▸ **Task instructions**
The lines to be extracted begin at the line containing "Read this page and output its text content." and end at the last line of the data below; copy them exactly and leave out the pictures.

◆ ◆ ◆ ◆ ◆ ◆ ◆

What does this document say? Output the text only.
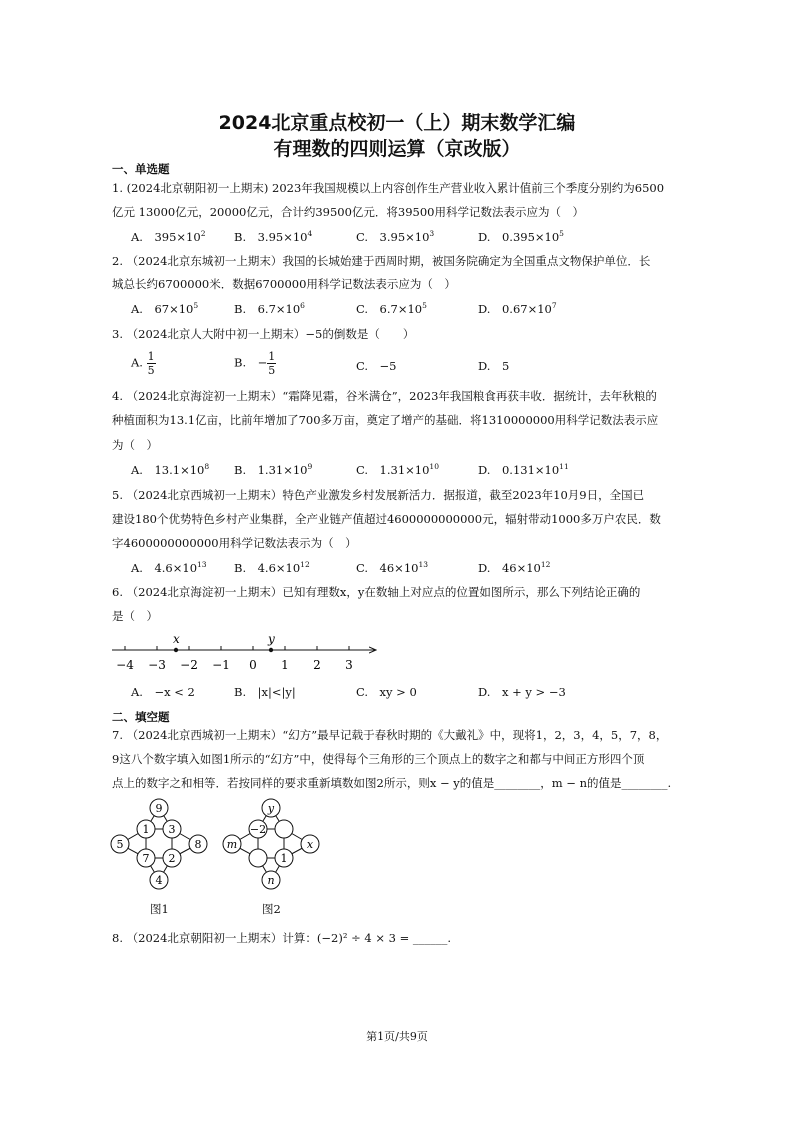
2024北京重点校初一（上）期末数学汇编
有理数的四则运算（京改版）
一、单选题
1. (2024北京朝阳初一上期末) 2023年我国规模以上内容创作生产营业收入累计值前三个季度分别约为6500
亿元 13000亿元，20000亿元，合计约39500亿元．将39500用科学记数法表示应为（　）
A.　$395\times 10^2$ B.　$3.95\times 10^4$	C.　$3.95\times 10^3$	D.　$0.395\times 10^5$
2. （2024北京东城初一上期末）我国的长城始建于西周时期，被国务院确定为全国重点文物保护单位．长
城总长约6700000米．数据6700000用科学记数法表示应为（　）
A.　$67\times 10^5$	B.　$6.7\times 10^6$	C.　$6.7\times 10^5$	D.　$0.67\times 10^7$
3. （2024北京人大附中初一上期末）−5的倒数是（　　）
A. $\frac{1}{5}$	B.　− $\frac{1}{5}$	C.　−5	D.　5
4. （2024北京海淀初一上期末）“霜降见霜，谷米满仓”，2023年我国粮食再获丰收．据统计，去年秋粮的
种植面积为13.1亿亩，比前年增加了700多万亩，奠定了增产的基础．将1310000000用科学记数法表示应
为（　）
A.　$13.1\times 10^8$ B.　$1.31\times 10^9$	C.　$1.31\times 10^{10}$	D.　$0.131\times 10^{11}$
5. （2024北京西城初一上期末）特色产业激发乡村发展新活力．据报道，截至2023年10月9日，全国已
建设180个优势特色乡村产业集群，全产业链产值超过4600000000000元，辐射带动1000多万户农民．数
字4600000000000用科学记数法表示为（　）
A.　$4.6\times 10^{13}$ B.　$4.6\times 10^{12}$	C.　$46\times 10^{13}$	D.　$46\times 10^{12}$
6. （2024北京海淀初一上期末）已知有理数x，y在数轴上对应点的位置如图所示，那么下列结论正确的
是（　）
−4 −3 −2 −1 0 1 2 3
x	y
A.　−x < 2	B.　|x|<|y|	C.　xy > 0	D.　x + y > −3
二、填空题
7. （2024北京西城初一上期末）“幻方”最早记载于春秋时期的《大戴礼》中，现将1，2，3，4，5，7，8，
9这八个数字填入如图1所示的“幻方”中，使得每个三角形的三个顶点上的数字之和都与中间正方形四个顶
点上的数字之和相等．若按同样的要求重新填数如图2所示，则x − y的值是________，m − n的值是________.
9
5	8
4
1 3
7 2
图1
y
m	x
n
−2
1
图2
8. （2024北京朝阳初一上期末）计算：(−2)² ÷ 4 × 3 = ______.
第1页/共9页
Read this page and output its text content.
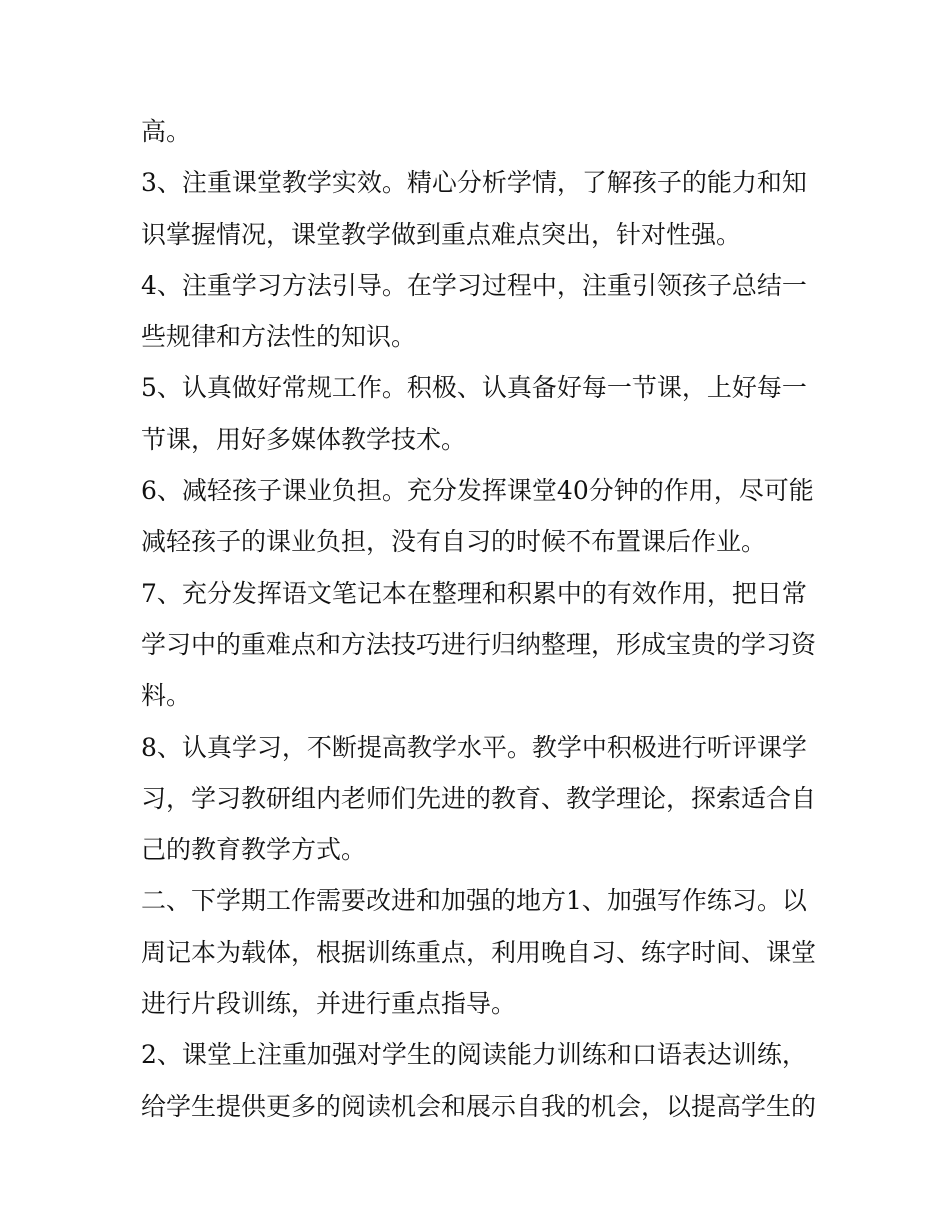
高。
3、注重课堂教学实效。精心分析学情，了解孩子的能力和知
识掌握情况，课堂教学做到重点难点突出，针对性强。
4、注重学习方法引导。在学习过程中，注重引领孩子总结一
些规律和方法性的知识。
5、认真做好常规工作。积极、认真备好每一节课，上好每一
节课，用好多媒体教学技术。
6、减轻孩子课业负担。充分发挥课堂40分钟的作用，尽可能
减轻孩子的课业负担，没有自习的时候不布置课后作业。
7、充分发挥语文笔记本在整理和积累中的有效作用，把日常
学习中的重难点和方法技巧进行归纳整理，形成宝贵的学习资
料。
8、认真学习，不断提高教学水平。教学中积极进行听评课学
习，学习教研组内老师们先进的教育、教学理论，探索适合自
己的教育教学方式。
二、下学期工作需要改进和加强的地方1、加强写作练习。以
周记本为载体，根据训练重点，利用晚自习、练字时间、课堂
进行片段训练，并进行重点指导。
2、课堂上注重加强对学生的阅读能力训练和口语表达训练，
给学生提供更多的阅读机会和展示自我的机会，以提高学生的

◆ ◆ ◆ ◆ ◆ ◆ ◆

▸ **Reply to the task**
Read this page and output its text content.
高。
3、注重课堂教学实效。精心分析学情，了解孩子的能力和知
识掌握情况，课堂教学做到重点难点突出，针对性强。
4、注重学习方法引导。在学习过程中，注重引领孩子总结一
些规律和方法性的知识。
5、认真做好常规工作。积极、认真备好每一节课，上好每一
节课，用好多媒体教学技术。
6、减轻孩子课业负担。充分发挥课堂40分钟的作用，尽可能
减轻孩子的课业负担，没有自习的时候不布置课后作业。
7、充分发挥语文笔记本在整理和积累中的有效作用，把日常
学习中的重难点和方法技巧进行归纳整理，形成宝贵的学习资
料。
8、认真学习，不断提高教学水平。教学中积极进行听评课学
习，学习教研组内老师们先进的教育、教学理论，探索适合自
己的教育教学方式。
二、下学期工作需要改进和加强的地方1、加强写作练习。以
周记本为载体，根据训练重点，利用晚自习、练字时间、课堂
进行片段训练，并进行重点指导。
2、课堂上注重加强对学生的阅读能力训练和口语表达训练，
给学生提供更多的阅读机会和展示自我的机会，以提高学生的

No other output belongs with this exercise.